- **PROBLEM DETAILS**
Here are some records; copy every line that holds the word "title".
— START OF PROVIDED ENTRIES —
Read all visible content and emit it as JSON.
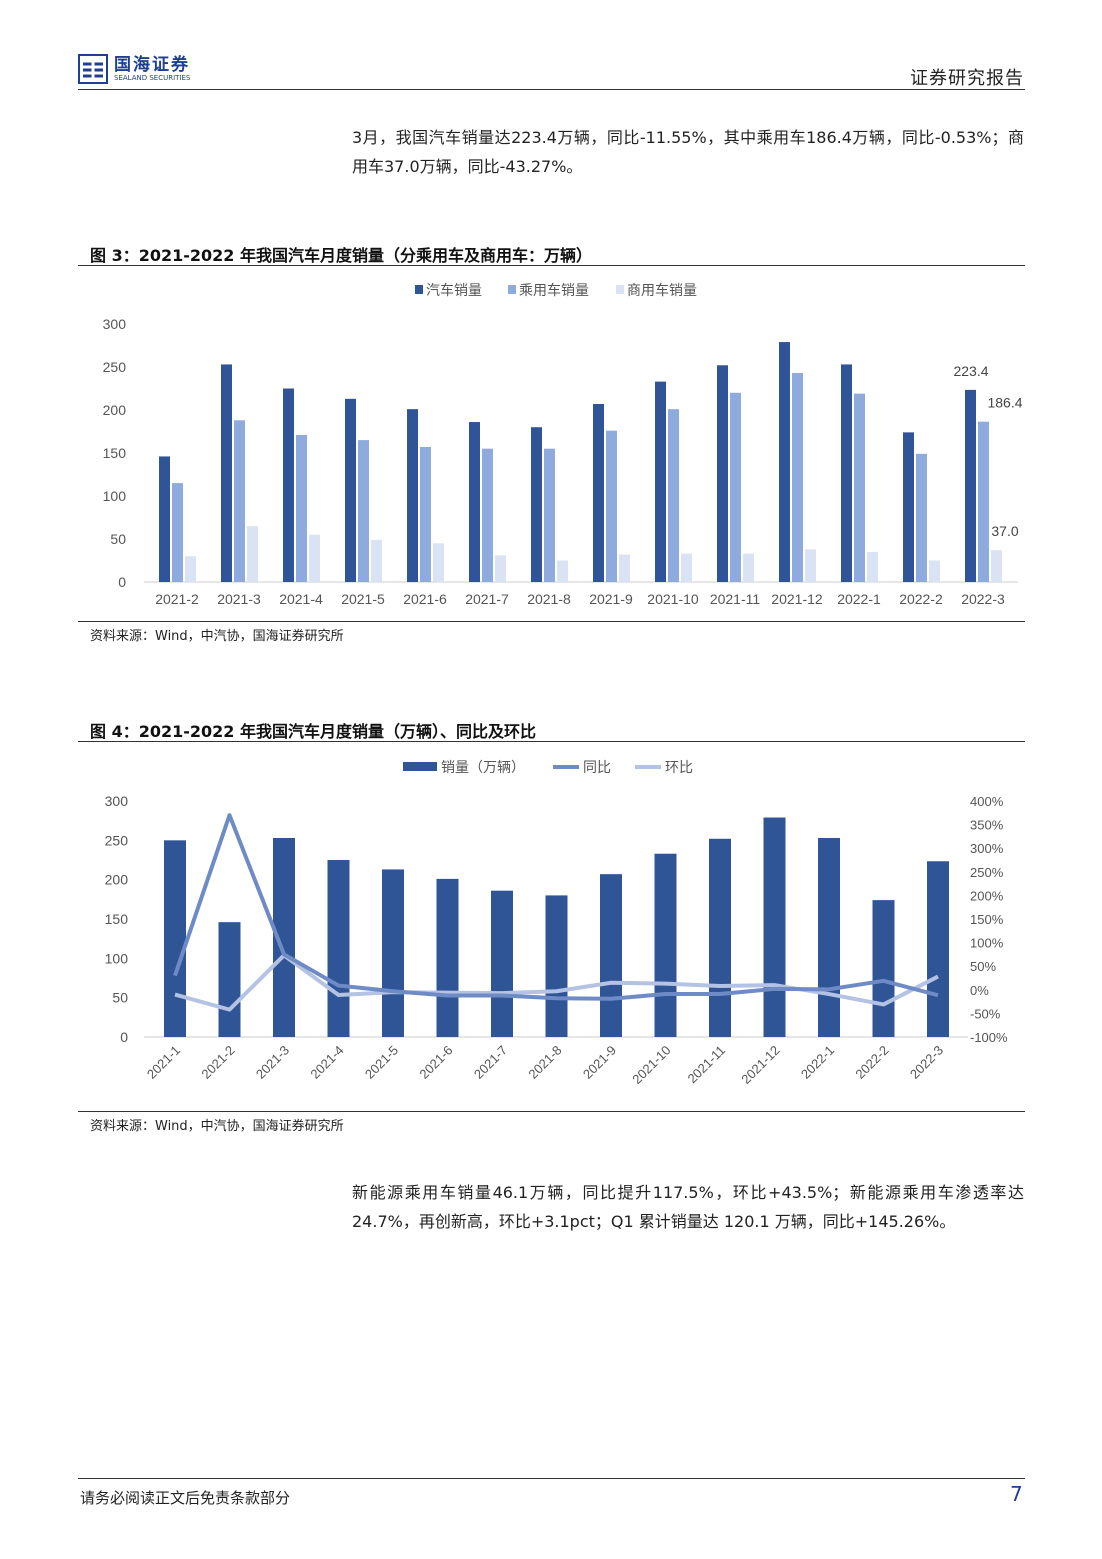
{
  "header": {
    "logo_cn": "国海证券",
    "logo_en": "SEALAND SECURITIES",
    "doc_type": "证券研究报告"
  },
  "intro": "3月，我国汽车销量达223.4万辆，同比-11.55%，其中乘用车186.4万辆，同比-0.53%；商用车37.0万辆，同比-43.27%。",
  "fig3": {
    "title": "图 3：2021-2022 年我国汽车月度销量（分乘用车及商用车：万辆）",
    "source": "资料来源：Wind，中汽协，国海证券研究所"
  },
  "fig4": {
    "title": "图 4：2021-2022 年我国汽车月度销量（万辆）、同比及环比",
    "source": "资料来源：Wind，中汽协，国海证券研究所"
  },
  "outro": "新能源乘用车销量46.1万辆，同比提升117.5%，环比+43.5%；新能源乘用车渗透率达 24.7%，再创新高，环比+3.1pct；Q1 累计销量达 120.1 万辆，同比+145.26%。",
  "footer": {
    "disclaimer": "请务必阅读正文后免责条款部分",
    "page": "7"
  },
  "chart_data": [
    {
      "type": "bar",
      "title": "图 3：2021-2022 年我国汽车月度销量（分乘用车及商用车：万辆）",
      "ylim": [
        0,
        300
      ],
      "yticks": [
        "0",
        "50",
        "100",
        "150",
        "200",
        "250",
        "300"
      ],
      "categories": [
        "2021-2",
        "2021-3",
        "2021-4",
        "2021-5",
        "2021-6",
        "2021-7",
        "2021-8",
        "2021-9",
        "2021-10",
        "2021-11",
        "2021-12",
        "2022-1",
        "2022-2",
        "2022-3"
      ],
      "series": [
        {
          "name": "汽车销量",
          "color": "#2f5597",
          "values": [
            146,
            253,
            225,
            213,
            201,
            186,
            180,
            207,
            233,
            252,
            279,
            253,
            174,
            223.4
          ]
        },
        {
          "name": "乘用车销量",
          "color": "#8faadc",
          "values": [
            115,
            188,
            171,
            165,
            157,
            155,
            155,
            176,
            201,
            220,
            243,
            219,
            149,
            186.4
          ]
        },
        {
          "name": "商用车销量",
          "color": "#dae3f3",
          "values": [
            30,
            65,
            55,
            49,
            45,
            31,
            25,
            32,
            33,
            33,
            38,
            35,
            25,
            37.0
          ]
        }
      ],
      "data_labels": [
        "223.4",
        "186.4",
        "37.0"
      ],
      "legend": "top"
    },
    {
      "type": "bar+line",
      "title": "图 4：2021-2022 年我国汽车月度销量（万辆）、同比及环比",
      "ylim": [
        0,
        300
      ],
      "y2lim": [
        -100,
        400
      ],
      "yticks": [
        "0",
        "50",
        "100",
        "150",
        "200",
        "250",
        "300"
      ],
      "y2ticks": [
        "-100%",
        "-50%",
        "0%",
        "50%",
        "100%",
        "150%",
        "200%",
        "250%",
        "300%",
        "350%",
        "400%"
      ],
      "categories": [
        "2021-1",
        "2021-2",
        "2021-3",
        "2021-4",
        "2021-5",
        "2021-6",
        "2021-7",
        "2021-8",
        "2021-9",
        "2021-10",
        "2021-11",
        "2021-12",
        "2022-1",
        "2022-2",
        "2022-3"
      ],
      "series": [
        {
          "name": "销量（万辆）",
          "type": "bar",
          "color": "#2f5597",
          "values": [
            250,
            146,
            253,
            225,
            213,
            201,
            186,
            180,
            207,
            233,
            252,
            279,
            253,
            174,
            223.4
          ]
        },
        {
          "name": "同比",
          "type": "line",
          "axis": "right",
          "color": "#6f8bc6",
          "values": [
            30,
            370,
            75,
            9,
            -3,
            -12,
            -12,
            -18,
            -19,
            -9,
            -9,
            2,
            1,
            19,
            -11.55
          ]
        },
        {
          "name": "环比",
          "type": "line",
          "axis": "right",
          "color": "#b4c2e3",
          "values": [
            -10,
            -42,
            73,
            -11,
            -5,
            -6,
            -7,
            -3,
            15,
            13,
            8,
            10,
            -9,
            -31,
            28
          ]
        }
      ],
      "legend": "top"
    }
  ]
}
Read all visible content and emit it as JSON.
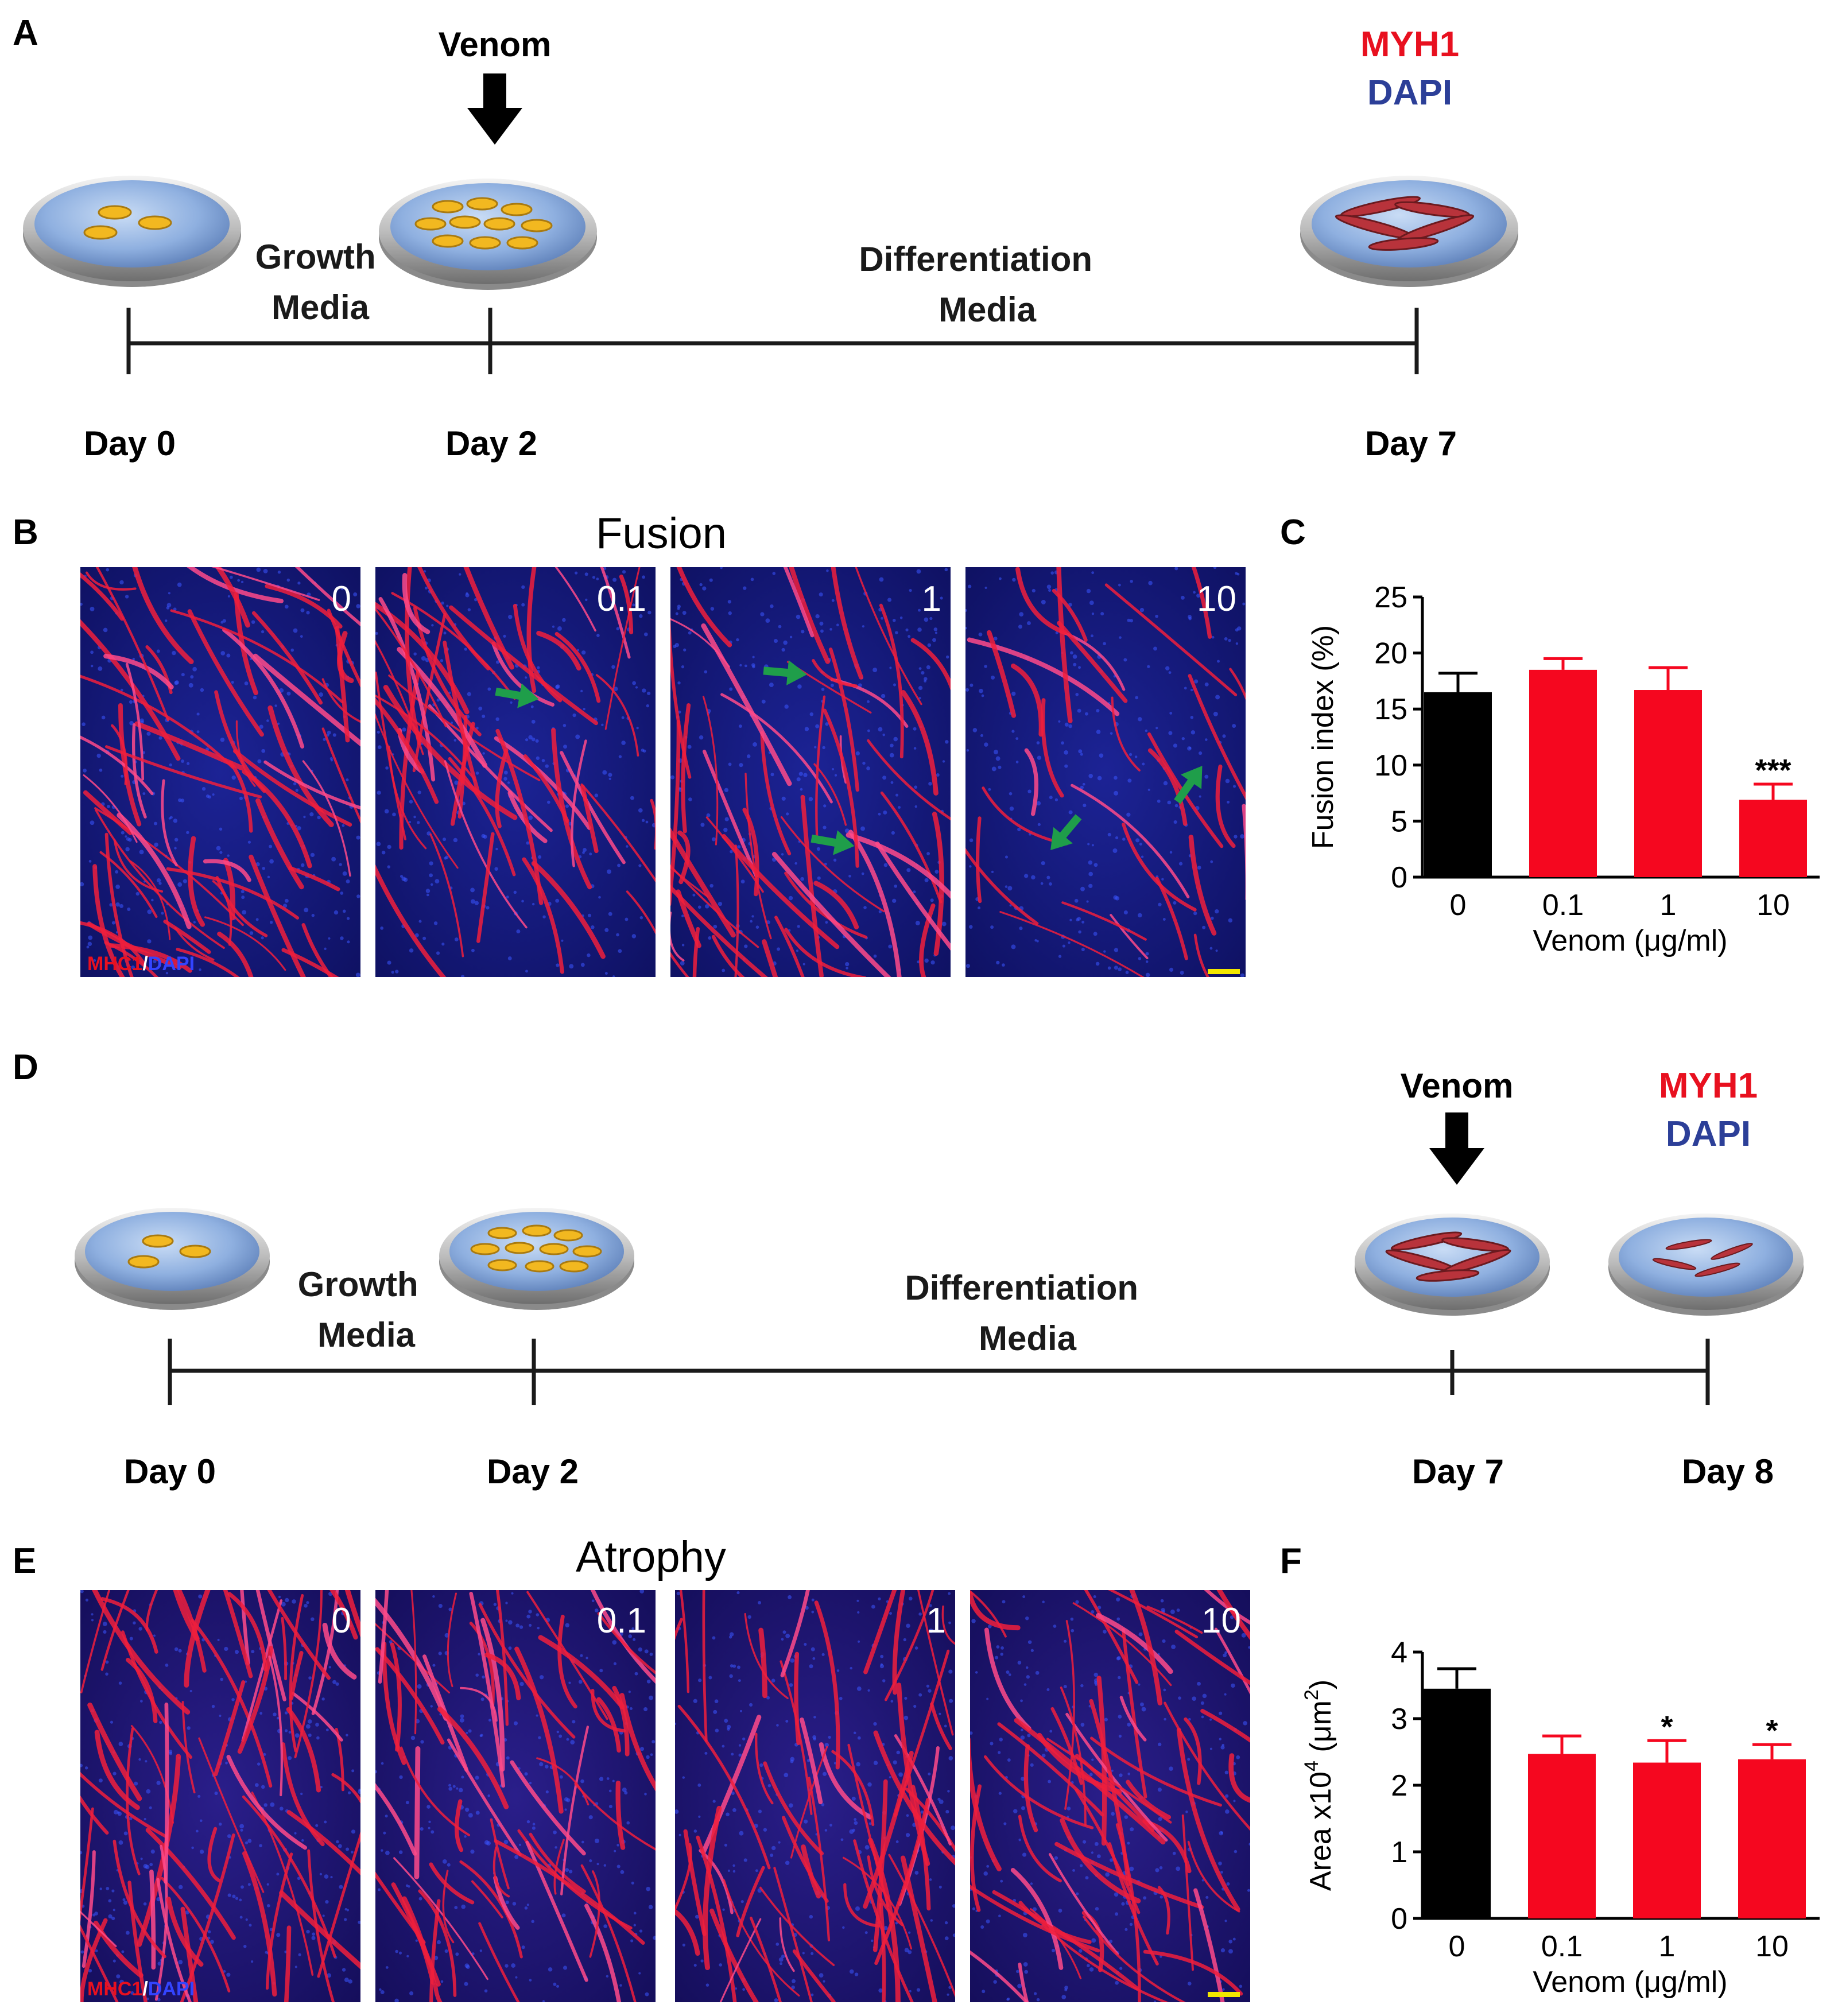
{
  "colors": {
    "myh1": "#e8101f",
    "dapi": "#2c3f98",
    "bar_control": "#000000",
    "bar_venom": "#f5071f",
    "arrow_green": "#1f9e4a",
    "scalebar": "#f2e600",
    "dish_blue": "#8fb0e0",
    "cell_yellow": "#f2b820",
    "myotube_red": "#b8333b"
  },
  "panel_a": {
    "letter": "A",
    "venom_label": "Venom",
    "myh1_label": "MYH1",
    "dapi_label": "DAPI",
    "growth_line1": "Growth",
    "growth_line2": "Media",
    "diff_line1": "Differentiation",
    "diff_line2": "Media",
    "days": [
      "Day 0",
      "Day 2",
      "Day 7"
    ]
  },
  "panel_b": {
    "letter": "B",
    "title": "Fusion",
    "concentrations": [
      "0",
      "0.1",
      "1",
      "10"
    ],
    "stain_label_red": "MHC1",
    "stain_label_sep": "/",
    "stain_label_blue": "DAPI"
  },
  "panel_c": {
    "letter": "C"
  },
  "panel_d": {
    "letter": "D",
    "venom_label": "Venom",
    "myh1_label": "MYH1",
    "dapi_label": "DAPI",
    "growth_line1": "Growth",
    "growth_line2": "Media",
    "diff_line1": "Differentiation",
    "diff_line2": "Media",
    "days": [
      "Day 0",
      "Day 2",
      "Day 7",
      "Day 8"
    ]
  },
  "panel_e": {
    "letter": "E",
    "title": "Atrophy",
    "concentrations": [
      "0",
      "0.1",
      "1",
      "10"
    ],
    "stain_label_red": "MHC1",
    "stain_label_sep": "/",
    "stain_label_blue": "DAPI"
  },
  "panel_f": {
    "letter": "F"
  },
  "chart_data": [
    {
      "id": "C",
      "type": "bar",
      "categories": [
        "0",
        "0.1",
        "1",
        "10"
      ],
      "values": [
        16.5,
        18.5,
        16.7,
        6.9
      ],
      "errors": [
        1.7,
        1.0,
        2.0,
        1.4
      ],
      "significance": [
        "",
        "",
        "",
        "***"
      ],
      "bar_colors": [
        "#000000",
        "#f5071f",
        "#f5071f",
        "#f5071f"
      ],
      "ylabel": "Fusion index (%)",
      "xlabel": "Venom (μg/ml)",
      "yticks": [
        "0",
        "5",
        "10",
        "15",
        "20",
        "25"
      ],
      "ylim": [
        0,
        25
      ]
    },
    {
      "id": "F",
      "type": "bar",
      "categories": [
        "0",
        "0.1",
        "1",
        "10"
      ],
      "values": [
        3.45,
        2.47,
        2.34,
        2.39
      ],
      "errors": [
        0.3,
        0.27,
        0.33,
        0.22
      ],
      "significance": [
        "",
        "",
        "*",
        "*"
      ],
      "bar_colors": [
        "#000000",
        "#f5071f",
        "#f5071f",
        "#f5071f"
      ],
      "ylabel_pre": "Area x10",
      "ylabel_sup1": "4",
      "ylabel_mid": " (μm",
      "ylabel_sup2": "2",
      "ylabel_post": ")",
      "xlabel": "Venom (μg/ml)",
      "yticks": [
        "0",
        "1",
        "2",
        "3",
        "4"
      ],
      "ylim": [
        0,
        4
      ]
    }
  ]
}
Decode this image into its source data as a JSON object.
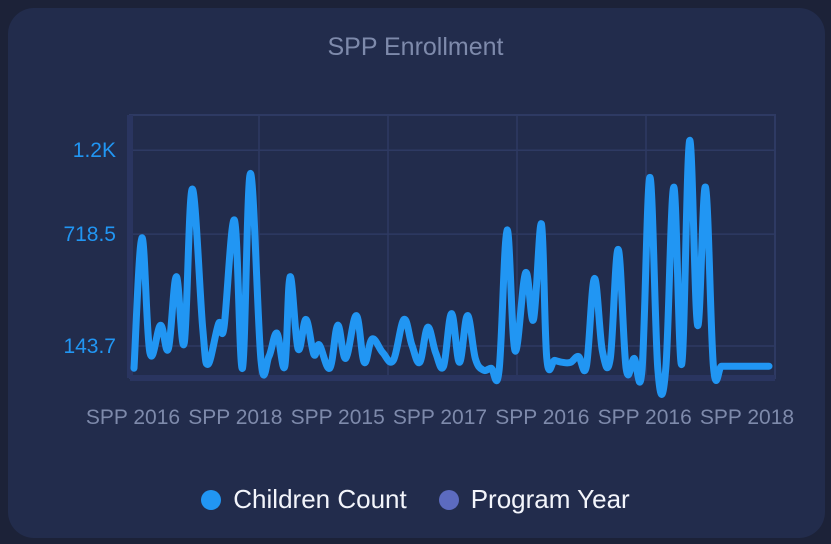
— END OF PROVIDED ENTRIES —
- **ANSWER TO THIS EXERCISE**
    "title": "图 3：2021-2022 年我国汽车月度销量（分乘用车及商用车：万辆）",
    "title": "图 4：2021-2022 年我国汽车月度销量（万辆）、同比及环比",
      "title": "图 3：2021-2022 年我国汽车月度销量（分乘用车及商用车：万辆）",
      "title": "图 4：2021-2022 年我国汽车月度销量（万辆）、同比及环比",
    "title": "Fusion",
    "title": "Atrophy",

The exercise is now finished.